Pull each line containing "могут" out of the data and copy it.

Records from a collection
▼

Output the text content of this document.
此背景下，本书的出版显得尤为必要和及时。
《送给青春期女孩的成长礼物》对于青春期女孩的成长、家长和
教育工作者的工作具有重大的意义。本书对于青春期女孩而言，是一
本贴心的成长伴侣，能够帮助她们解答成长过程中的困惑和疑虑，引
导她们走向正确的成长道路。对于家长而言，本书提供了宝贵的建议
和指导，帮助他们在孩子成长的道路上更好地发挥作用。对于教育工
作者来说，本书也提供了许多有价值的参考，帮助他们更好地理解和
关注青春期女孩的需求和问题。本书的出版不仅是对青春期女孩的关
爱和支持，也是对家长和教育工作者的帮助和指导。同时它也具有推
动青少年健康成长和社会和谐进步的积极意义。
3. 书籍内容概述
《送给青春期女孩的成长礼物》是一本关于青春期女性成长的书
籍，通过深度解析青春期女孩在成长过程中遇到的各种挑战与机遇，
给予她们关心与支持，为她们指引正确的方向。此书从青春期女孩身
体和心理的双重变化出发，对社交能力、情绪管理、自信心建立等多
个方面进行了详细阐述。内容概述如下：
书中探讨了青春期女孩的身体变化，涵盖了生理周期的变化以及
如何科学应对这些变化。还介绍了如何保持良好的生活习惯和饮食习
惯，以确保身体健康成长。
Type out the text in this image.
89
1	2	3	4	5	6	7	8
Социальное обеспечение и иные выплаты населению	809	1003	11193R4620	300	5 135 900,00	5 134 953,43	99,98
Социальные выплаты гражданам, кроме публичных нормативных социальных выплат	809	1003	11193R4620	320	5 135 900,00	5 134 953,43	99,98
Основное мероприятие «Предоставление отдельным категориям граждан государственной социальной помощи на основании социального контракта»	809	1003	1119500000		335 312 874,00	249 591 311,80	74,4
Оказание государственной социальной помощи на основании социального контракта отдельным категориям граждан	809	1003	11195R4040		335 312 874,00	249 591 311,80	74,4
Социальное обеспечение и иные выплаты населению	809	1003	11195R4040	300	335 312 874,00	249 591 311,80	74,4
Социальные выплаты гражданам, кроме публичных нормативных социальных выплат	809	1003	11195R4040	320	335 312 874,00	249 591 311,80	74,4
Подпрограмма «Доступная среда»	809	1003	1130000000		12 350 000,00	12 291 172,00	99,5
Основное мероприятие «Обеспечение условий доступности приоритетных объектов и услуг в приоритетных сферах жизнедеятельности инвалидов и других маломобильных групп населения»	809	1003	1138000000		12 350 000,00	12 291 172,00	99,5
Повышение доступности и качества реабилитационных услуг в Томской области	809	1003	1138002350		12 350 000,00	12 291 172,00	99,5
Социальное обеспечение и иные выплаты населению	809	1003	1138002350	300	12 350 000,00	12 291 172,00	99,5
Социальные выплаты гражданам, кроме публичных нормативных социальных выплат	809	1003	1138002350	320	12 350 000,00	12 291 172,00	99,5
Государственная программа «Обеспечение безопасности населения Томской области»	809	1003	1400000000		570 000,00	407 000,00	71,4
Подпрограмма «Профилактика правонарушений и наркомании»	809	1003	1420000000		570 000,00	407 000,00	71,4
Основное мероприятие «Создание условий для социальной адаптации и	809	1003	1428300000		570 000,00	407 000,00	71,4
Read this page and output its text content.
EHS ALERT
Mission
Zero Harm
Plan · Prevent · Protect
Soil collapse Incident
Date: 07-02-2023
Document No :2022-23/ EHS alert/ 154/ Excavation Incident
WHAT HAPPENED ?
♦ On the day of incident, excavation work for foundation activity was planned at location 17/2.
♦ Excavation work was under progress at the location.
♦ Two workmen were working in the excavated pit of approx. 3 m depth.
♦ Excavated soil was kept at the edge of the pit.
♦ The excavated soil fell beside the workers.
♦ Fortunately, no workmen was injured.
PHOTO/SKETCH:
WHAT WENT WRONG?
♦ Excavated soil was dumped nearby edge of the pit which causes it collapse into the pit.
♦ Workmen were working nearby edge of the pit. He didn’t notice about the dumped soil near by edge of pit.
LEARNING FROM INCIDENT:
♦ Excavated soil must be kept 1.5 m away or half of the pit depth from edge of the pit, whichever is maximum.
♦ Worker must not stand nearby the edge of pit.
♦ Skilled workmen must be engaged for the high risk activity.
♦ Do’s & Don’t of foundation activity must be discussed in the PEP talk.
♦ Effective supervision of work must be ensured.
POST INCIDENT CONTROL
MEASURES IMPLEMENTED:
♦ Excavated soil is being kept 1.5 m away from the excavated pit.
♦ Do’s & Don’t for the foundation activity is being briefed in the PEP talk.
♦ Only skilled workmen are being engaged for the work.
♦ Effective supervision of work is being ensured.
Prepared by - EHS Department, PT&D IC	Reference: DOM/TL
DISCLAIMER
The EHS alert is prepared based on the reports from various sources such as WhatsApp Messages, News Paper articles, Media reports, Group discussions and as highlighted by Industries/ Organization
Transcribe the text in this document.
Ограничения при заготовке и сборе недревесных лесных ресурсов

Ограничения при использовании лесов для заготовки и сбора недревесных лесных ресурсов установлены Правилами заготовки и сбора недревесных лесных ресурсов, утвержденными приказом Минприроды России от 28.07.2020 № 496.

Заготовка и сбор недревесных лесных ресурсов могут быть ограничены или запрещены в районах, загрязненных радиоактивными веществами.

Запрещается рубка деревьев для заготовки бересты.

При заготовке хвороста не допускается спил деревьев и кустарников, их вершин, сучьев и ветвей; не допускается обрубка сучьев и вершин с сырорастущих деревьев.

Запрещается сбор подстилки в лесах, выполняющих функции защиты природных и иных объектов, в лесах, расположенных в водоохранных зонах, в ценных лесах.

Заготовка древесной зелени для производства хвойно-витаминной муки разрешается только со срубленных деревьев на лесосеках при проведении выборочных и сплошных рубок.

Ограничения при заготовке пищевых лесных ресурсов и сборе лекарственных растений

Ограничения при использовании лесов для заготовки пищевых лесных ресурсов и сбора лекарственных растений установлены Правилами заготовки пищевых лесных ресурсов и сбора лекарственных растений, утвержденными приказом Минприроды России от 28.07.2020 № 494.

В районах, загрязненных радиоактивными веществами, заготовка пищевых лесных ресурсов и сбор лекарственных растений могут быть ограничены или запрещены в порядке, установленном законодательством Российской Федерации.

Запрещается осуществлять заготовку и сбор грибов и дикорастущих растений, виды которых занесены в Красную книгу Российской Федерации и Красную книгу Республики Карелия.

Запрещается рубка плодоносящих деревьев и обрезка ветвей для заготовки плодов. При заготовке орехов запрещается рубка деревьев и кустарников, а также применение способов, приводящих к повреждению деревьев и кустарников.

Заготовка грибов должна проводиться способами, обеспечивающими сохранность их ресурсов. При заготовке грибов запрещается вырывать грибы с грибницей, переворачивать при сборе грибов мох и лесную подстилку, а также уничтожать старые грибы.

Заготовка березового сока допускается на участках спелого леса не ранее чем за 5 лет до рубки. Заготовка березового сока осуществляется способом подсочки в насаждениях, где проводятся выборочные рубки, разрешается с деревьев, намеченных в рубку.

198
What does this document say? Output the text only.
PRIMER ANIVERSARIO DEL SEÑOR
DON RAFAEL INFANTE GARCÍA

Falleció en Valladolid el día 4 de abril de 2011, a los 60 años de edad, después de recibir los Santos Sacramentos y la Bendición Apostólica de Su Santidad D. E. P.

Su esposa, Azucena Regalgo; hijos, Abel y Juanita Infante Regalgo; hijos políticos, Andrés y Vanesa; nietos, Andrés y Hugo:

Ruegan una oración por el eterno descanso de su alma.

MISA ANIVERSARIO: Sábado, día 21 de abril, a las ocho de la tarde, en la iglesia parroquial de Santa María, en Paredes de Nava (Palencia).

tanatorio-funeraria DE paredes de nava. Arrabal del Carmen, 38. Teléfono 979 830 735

▲

Written solution
Заготовка и сбор недревесных лесных ресурсов могут быть ограничены или запрещены в районах, загрязненных радиоактивными веществами.
В районах, загрязненных радиоактивными веществами, заготовка пищевых лесных ресурсов и сбор лекарственных растений могут быть ограничены или запрещены в порядке, установленном законодательством Российской Федерации.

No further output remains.